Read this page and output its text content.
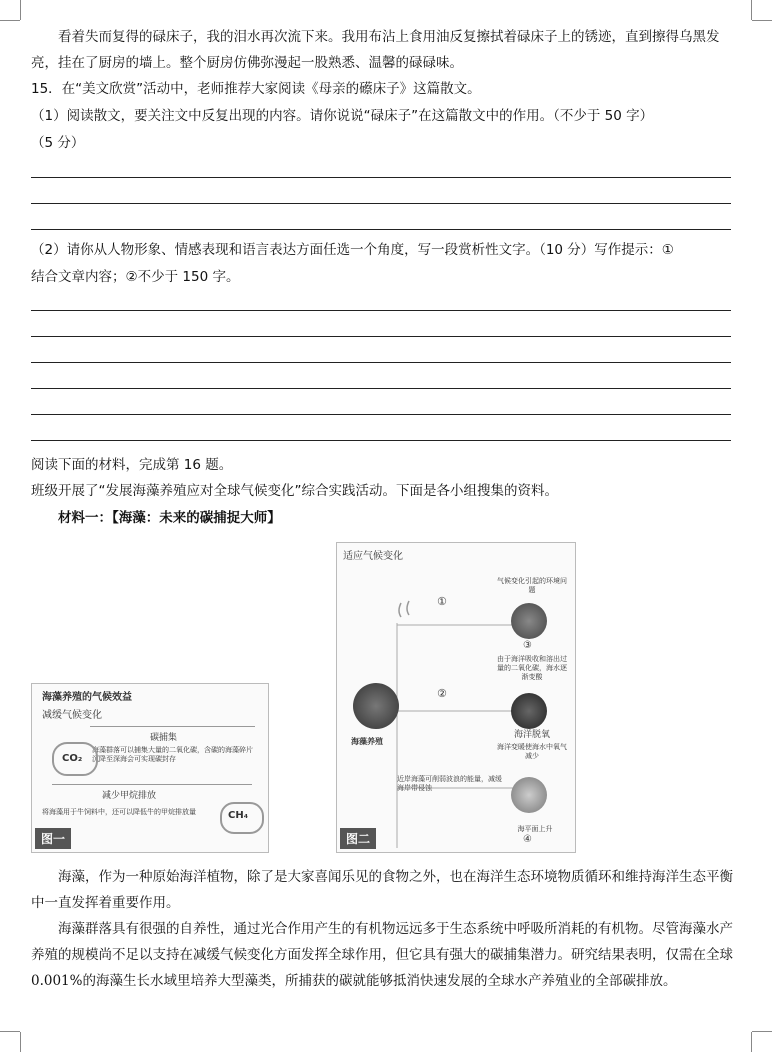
看着失而复得的碌床子，我的泪水再次流下来。我用布沾上食用油反复擦拭着碌床子上的锈迹，直到擦得乌黑发亮，挂在了厨房的墙上。整个厨房仿佛弥漫起一股熟悉、温馨的碌碌味。

15．在“美文欣赏”活动中，老师推荐大家阅读《母亲的礤床子》这篇散文。

（1）阅读散文，要关注文中反复出现的内容。请你说说“碌床子”在这篇散文中的作用。（不少于 50 字）

（5 分）

（2）请你从人物形象、情感表现和语言表达方面任选一个角度，写一段赏析性文字。（10 分）写作提示：①

结合文章内容；②不少于 150 字。

阅读下面的材料，完成第 16 题。

班级开展了“发展海藻养殖应对全球气候变化”综合实践活动。下面是各小组搜集的资料。

材料一：【海藻：未来的碳捕捉大师】

海藻养殖的气候效益
减缓气候变化
碳捕集
海藻群落可以捕集大量的二氧化碳，含碳的海藻碎片沉降至深海会可实现碳封存
CO₂
减少甲烷排放
将海藻用于牛饲料中，还可以降低牛的甲烷排放量	CH₄
图一
适应气候变化
海藻养殖
①
②
气候变化引起的环境问题
③
由于海洋吸收和溶出过量的二氧化碳，海水逐渐变酸
海洋脱氧
海洋变暖使海水中氧气减少
近岸海藻可削弱波浪的能量，减缓海岸带侵蚀
海平面上升
④
图二

海藻，作为一种原始海洋植物，除了是大家喜闻乐见的食物之外，也在海洋生态环境物质循环和维持海洋生态平衡中一直发挥着重要作用。

海藻群落具有很强的自养性，通过光合作用产生的有机物远远多于生态系统中呼吸所消耗的有机物。尽管海藻水产养殖的规模尚不足以支持在减缓气候变化方面发挥全球作用，但它具有强大的碳捕集潜力。研究结果表明，仅需在全球 0.001%的海藻生长水域里培养大型藻类，所捕获的碳就能够抵消快速发展的全球水产养殖业的全部碳排放。
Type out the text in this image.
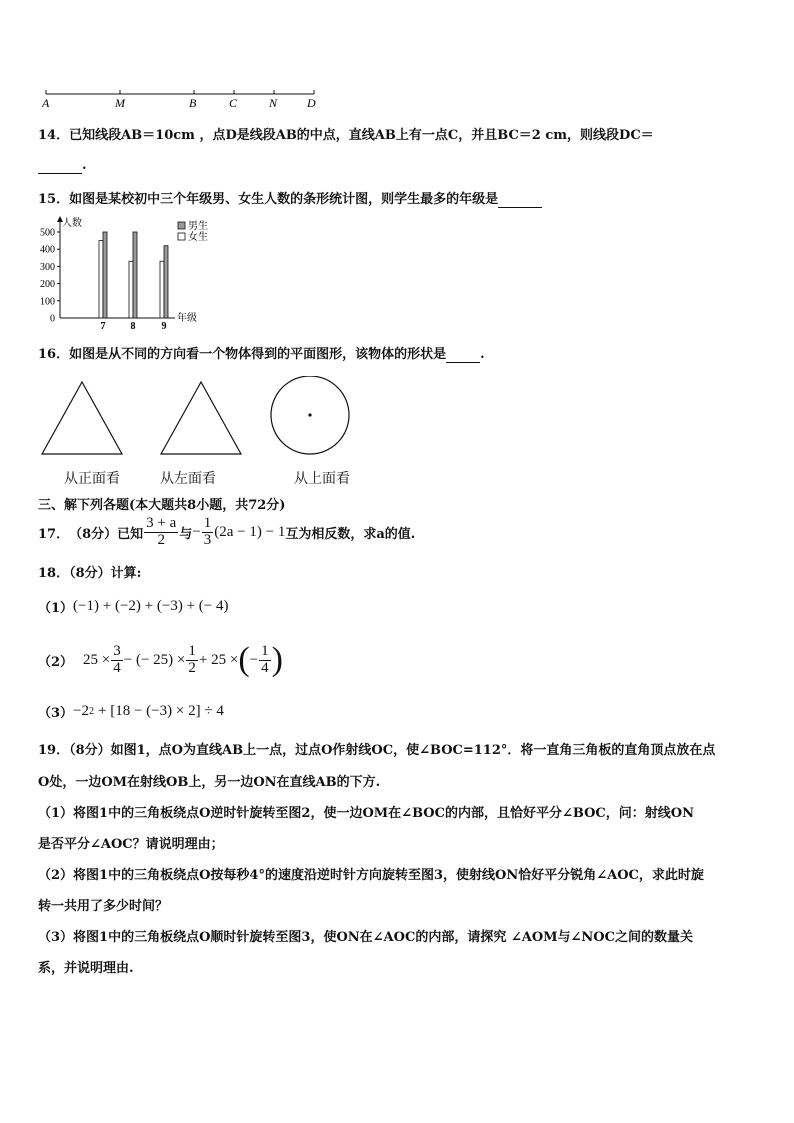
A	M	B	C	N D
14．已知线段AB＝10cm ，点D是线段AB的中点，直线AB上有一点C，并且BC＝2 cm，则线段DC＝
.
15．如图是某校初中三个年级男、女生人数的条形统计图，则学生最多的年级是
0
100
200
300
400
500
人数
年级
7	8	9
男生
女生
16．如图是从不同的方向看一个物体得到的平面图形，该物体的形状是	.
从正面看	从左面看	从上面看
三、解下列各题(本大题共8小题，共72分)
17． （8分） 已知 $\frac{3 + a}{2}$ 与 − $\frac{1}{3} (2a - 1) - 1$ 互为相反数，求a的值.
18．（8分）计算:
（1） (−1) + (−2) + (−3) + (− 4)
（2） $25 \times \frac{3}{4}$ − (− $25) \times \frac{1}{2} + 25$ × ( − $\frac{1}{4}$ )
（3） −2 2 + [18 − (−3) × 2] ÷ 4
19．（8分）如图1，点O为直线AB上一点，过点O作射线OC，使∠BOC=112°．将一直角三角板的直角顶点放在点
O处，一边OM在射线OB上，另一边ON在直线AB的下方.
（1）将图1中的三角板绕点O逆时针旋转至图2，使一边OM在∠BOC的内部，且恰好平分∠BOC，问：射线ON
是否平分∠AOC？请说明理由；
（2）将图1中的三角板绕点O按每秒4°的速度沿逆时针方向旋转至图3，使射线ON恰好平分锐角∠AOC，求此时旋
转一共用了多少时间？
（3）将图1中的三角板绕点O顺时针旋转至图3，使ON在∠AOC的内部，请探究 ∠AOM与∠NOC之间的数量关
系，并说明理由.
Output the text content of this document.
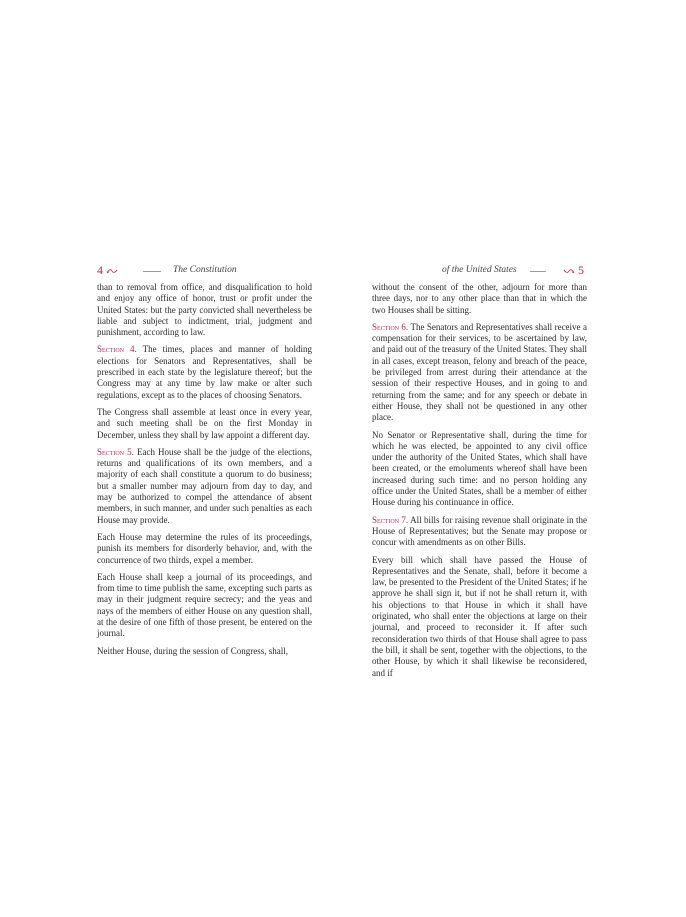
4	The Constitution

than to removal from office, and disqualification to hold and enjoy any office of honor, trust or profit under the United States: but the party convicted shall nevertheless be liable and subject to indictment, trial, judgment and punishment, according to law.

Section 4. The times, places and manner of holding elections for Senators and Representatives, shall be prescribed in each state by the legislature thereof; but the Congress may at any time by law make or alter such regulations, except as to the places of choosing Senators.

The Congress shall assemble at least once in every year, and such meeting shall be on the first Monday in December, unless they shall by law appoint a different day.

Section 5. Each House shall be the judge of the elections, returns and qualifications of its own members, and a majority of each shall constitute a quorum to do business; but a smaller number may adjourn from day to day, and may be authorized to compel the attendance of absent members, in such manner, and under such penalties as each House may provide.

Each House may determine the rules of its proceedings, punish its members for disorderly behavior, and, with the concurrence of two thirds, expel a member.

Each House shall keep a journal of its proceedings, and from time to time publish the same, excepting such parts as may in their judgment require secrecy; and the yeas and nays of the members of either House on any question shall, at the desire of one fifth of those present, be entered on the journal.

Neither House, during the session of Congress, shall,

of the United States	5

without the consent of the other, adjourn for more than three days, nor to any other place than that in which the two Houses shall be sitting.

Section 6. The Senators and Representatives shall receive a compensation for their services, to be ascertained by law, and paid out of the treasury of the United States. They shall in all cases, except treason, felony and breach of the peace, be privileged from arrest during their attendance at the session of their respective Houses, and in going to and returning from the same; and for any speech or debate in either House, they shall not be questioned in any other place.

No Senator or Representative shall, during the time for which he was elected, be appointed to any civil office under the authority of the United States, which shall have been created, or the emoluments whereof shall have been increased during such time: and no person holding any office under the United States, shall be a member of either House during his continuance in office.

Section 7. All bills for raising revenue shall originate in the House of Representatives; but the Senate may propose or concur with amendments as on other Bills.

Every bill which shall have passed the House of Representatives and the Senate, shall, before it become a law, be presented to the President of the United States; if he approve he shall sign it, but if not he shall return it, with his objections to that House in which it shall have originated, who shall enter the objections at large on their journal, and proceed to reconsider it. If after such reconsideration two thirds of that House shall agree to pass the bill, it shall be sent, together with the objections, to the other House, by which it shall likewise be reconsidered, and if
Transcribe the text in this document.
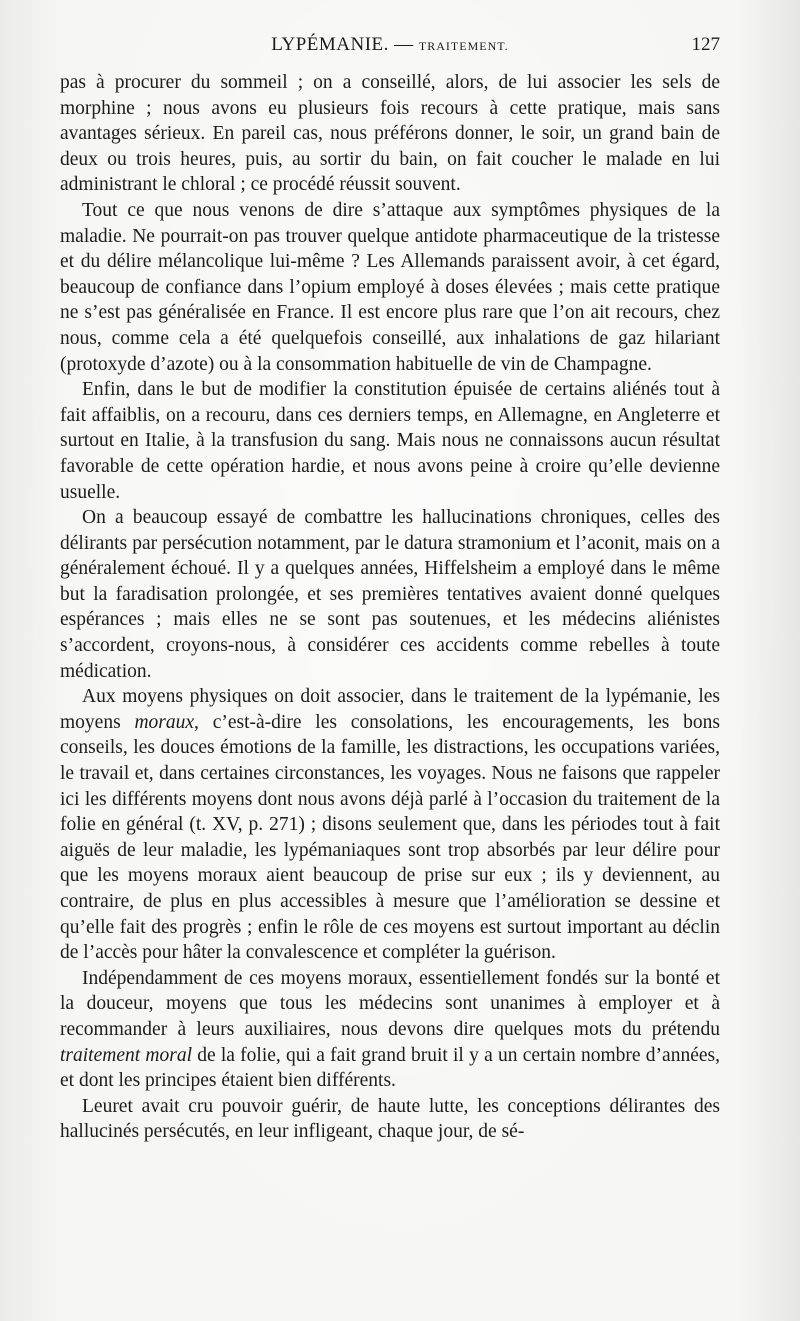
LYPÉMANIE. — TRAITEMENT.	127

pas à procurer du sommeil ; on a conseillé, alors, de lui associer les sels de morphine ; nous avons eu plusieurs fois recours à cette pratique, mais sans avantages sérieux. En pareil cas, nous préférons donner, le soir, un grand bain de deux ou trois heures, puis, au sortir du bain, on fait coucher le malade en lui administrant le chloral ; ce procédé réussit souvent.

Tout ce que nous venons de dire s’attaque aux symptômes physiques de la maladie. Ne pourrait-on pas trouver quelque antidote pharmaceutique de la tristesse et du délire mélancolique lui-même ? Les Allemands paraissent avoir, à cet égard, beaucoup de confiance dans l’opium employé à doses élevées ; mais cette pratique ne s’est pas généralisée en France. Il est encore plus rare que l’on ait recours, chez nous, comme cela a été quelquefois conseillé, aux inhalations de gaz hilariant (protoxyde d’azote) ou à la consommation habituelle de vin de Champagne.

Enfin, dans le but de modifier la constitution épuisée de certains aliénés tout à fait affaiblis, on a recouru, dans ces derniers temps, en Allemagne, en Angleterre et surtout en Italie, à la transfusion du sang. Mais nous ne connaissons aucun résultat favorable de cette opération hardie, et nous avons peine à croire qu’elle devienne usuelle.

On a beaucoup essayé de combattre les hallucinations chroniques, celles des délirants par persécution notamment, par le datura stramonium et l’aconit, mais on a généralement échoué. Il y a quelques années, Hiffelsheim a employé dans le même but la faradisation prolongée, et ses premières tentatives avaient donné quelques espérances ; mais elles ne se sont pas soutenues, et les médecins aliénistes s’accordent, croyons-nous, à considérer ces accidents comme rebelles à toute médication.

Aux moyens physiques on doit associer, dans le traitement de la lypémanie, les moyens moraux, c’est-à-dire les consolations, les encouragements, les bons conseils, les douces émotions de la famille, les distractions, les occupations variées, le travail et, dans certaines circonstances, les voyages. Nous ne faisons que rappeler ici les différents moyens dont nous avons déjà parlé à l’occasion du traitement de la folie en général (t. XV, p. 271) ; disons seulement que, dans les périodes tout à fait aiguës de leur maladie, les lypémaniaques sont trop absorbés par leur délire pour que les moyens moraux aient beaucoup de prise sur eux ; ils y deviennent, au contraire, de plus en plus accessibles à mesure que l’amélioration se dessine et qu’elle fait des progrès ; enfin le rôle de ces moyens est surtout important au déclin de l’accès pour hâter la convalescence et compléter la guérison.

Indépendamment de ces moyens moraux, essentiellement fondés sur la bonté et la douceur, moyens que tous les médecins sont unanimes à employer et à recommander à leurs auxiliaires, nous devons dire quelques mots du prétendu traitement moral de la folie, qui a fait grand bruit il y a un certain nombre d’années, et dont les principes étaient bien différents.

Leuret avait cru pouvoir guérir, de haute lutte, les conceptions délirantes des hallucinés persécutés, en leur infligeant, chaque jour, de sé-
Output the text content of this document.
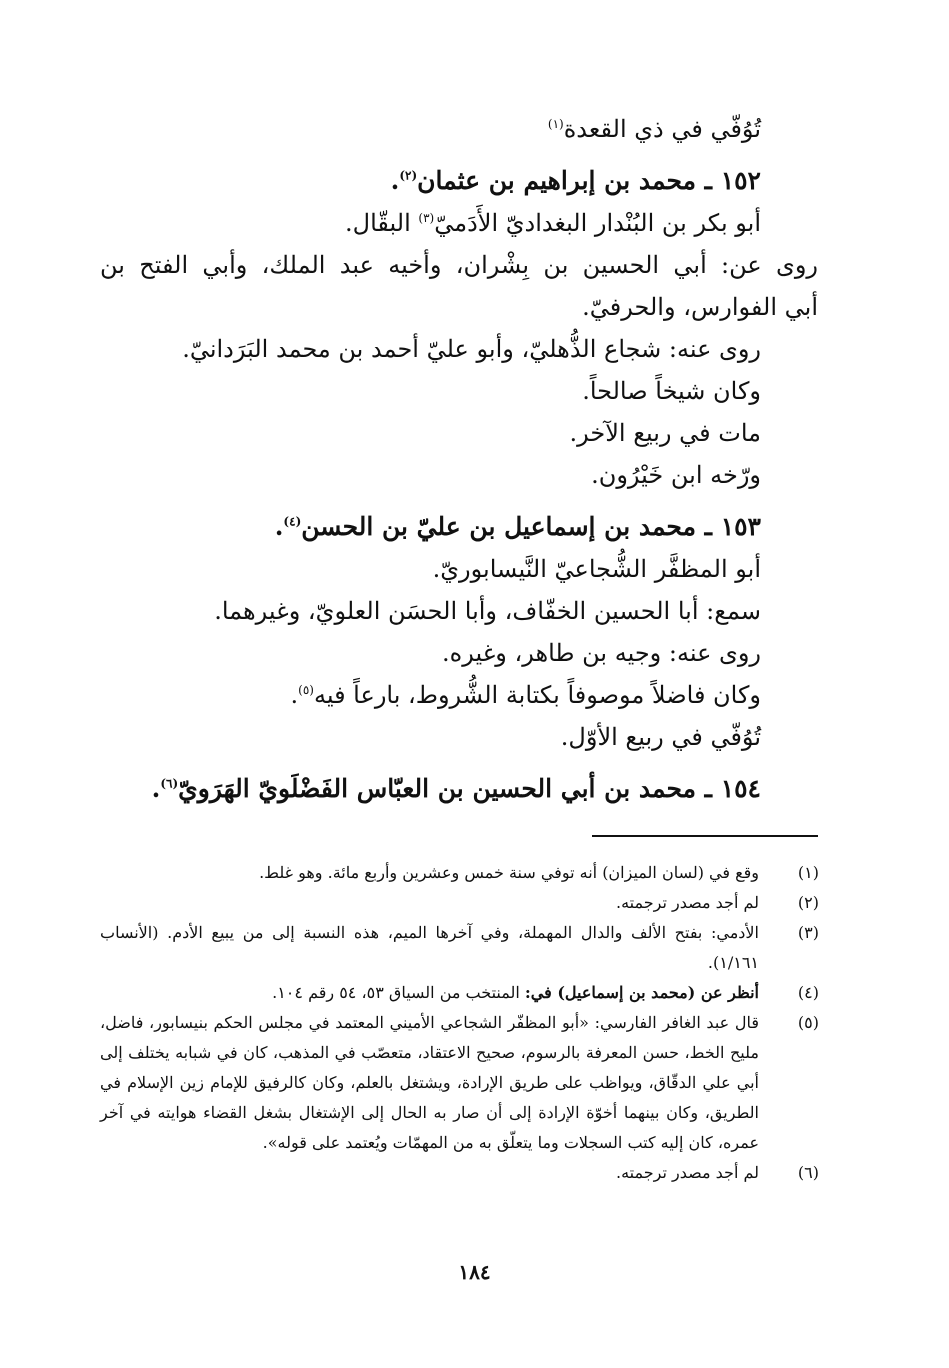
تُوُفّي في ذي القعدة$^{(١)}$

١٥٢ ـ محمد بن إبراهيم بن عثمان$^{(٢)}$.

أبو بكر بن البُنْدار البغداديّ الأَدَميّ$^{(٣)}$ البقّال.

روى عن: أبي الحسين بن بِشْران، وأخيه عبد الملك، وأبي الفتح بن

أبي الفوارس، والحرفيّ.

روى عنه: شجاع الذُّهليّ، وأبو عليّ أحمد بن محمد البَرَدانيّ.

وكان شيخاً صالحاً.

مات في ربيع الآخر.

ورّخه ابن خَيْرُون.

١٥٣ ـ محمد بن إسماعيل بن عليّ بن الحسن$^{(٤)}$.

أبو المظفَّر الشُّجاعيّ النَّيسابوريّ.

سمع: أبا الحسين الخفّاف، وأبا الحسَن العلويّ، وغيرهما.

روى عنه: وجيه بن طاهر، وغيره.

وكان فاضلاً موصوفاً بكتابة الشُّروط، بارعاً فيه$^{(٥)}$.

تُوُفّي في ربيع الأوّل.

١٥٤ ـ محمد بن أبي الحسين بن العبّاس الفَضْلَويّ الهَرَويّ$^{(٦)}$.

(١)
وقع في (لسان الميزان) أنه توفي سنة خمس وعشرين وأربع مائة. وهو غلط.
(٢)
لم أجد مصدر ترجمته.
(٣)
الأدمي: بفتح الألف والدال المهملة، وفي آخرها الميم، هذه النسبة إلى من يبيع الأدم. (الأنساب ١/١٦١).
(٤)
أنظر عن (محمد بن إسماعيل) في: المنتخب من السياق ٥٣، ٥٤ رقم ١٠٤.
(٥)
قال عبد الغافر الفارسي: «أبو المظفّر الشجاعي الأميني المعتمد في مجلس الحكم بنيسابور، فاضل، مليح الخط، حسن المعرفة بالرسوم، صحيح الاعتقاد، متعصّب في المذهب، كان في شبابه يختلف إلى أبي علي الدقّاق، ويواظب على طريق الإرادة، ويشتغل بالعلم، وكان كالرفيق للإمام زين الإسلام في الطريق، وكان بينهما أخوّة الإرادة إلى أن صار به الحال إلى الإشتغال بشغل القضاء هوايته في آخر عمره، كان إليه كتب السجلات وما يتعلّق به من المهمّات ويُعتمد على قوله».
(٦)
لم أجد مصدر ترجمته.
١٨٤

● ● ● ● ● ● ●

The request.
Go through the lines above. Select every one that has the string "moraux".

Output for this exercise.
Aux moyens physiques on doit associer, dans le traitement de la lypémanie, les moyens moraux, c’est-à-dire les consolations, les encouragements, les bons conseils, les douces émotions de la famille, les distractions, les occupations variées, le travail et, dans certaines circonstances, les voyages. Nous ne faisons que rappeler ici les différents moyens dont nous avons déjà parlé à l’occasion du traitement de la folie en général (t. XV, p. 271) ; disons seulement que, dans les périodes tout à fait aiguës de leur maladie, les lypémaniaques sont trop absorbés par leur délire pour que les moyens moraux aient beaucoup de prise sur eux ; ils y deviennent, au contraire, de plus en plus accessibles à mesure que l’amélioration se dessine et qu’elle fait des progrès ; enfin le rôle de ces moyens est surtout important au déclin de l’accès pour hâter la convalescence et compléter la guérison.
Indépendamment de ces moyens moraux, essentiellement fondés sur la bonté et la douceur, moyens que tous les médecins sont unanimes à employer et à recommander à leurs auxiliaires, nous devons dire quelques mots du prétendu traitement moral de la folie, qui a fait grand bruit il y a un certain nombre d’années, et dont les principes étaient bien différents.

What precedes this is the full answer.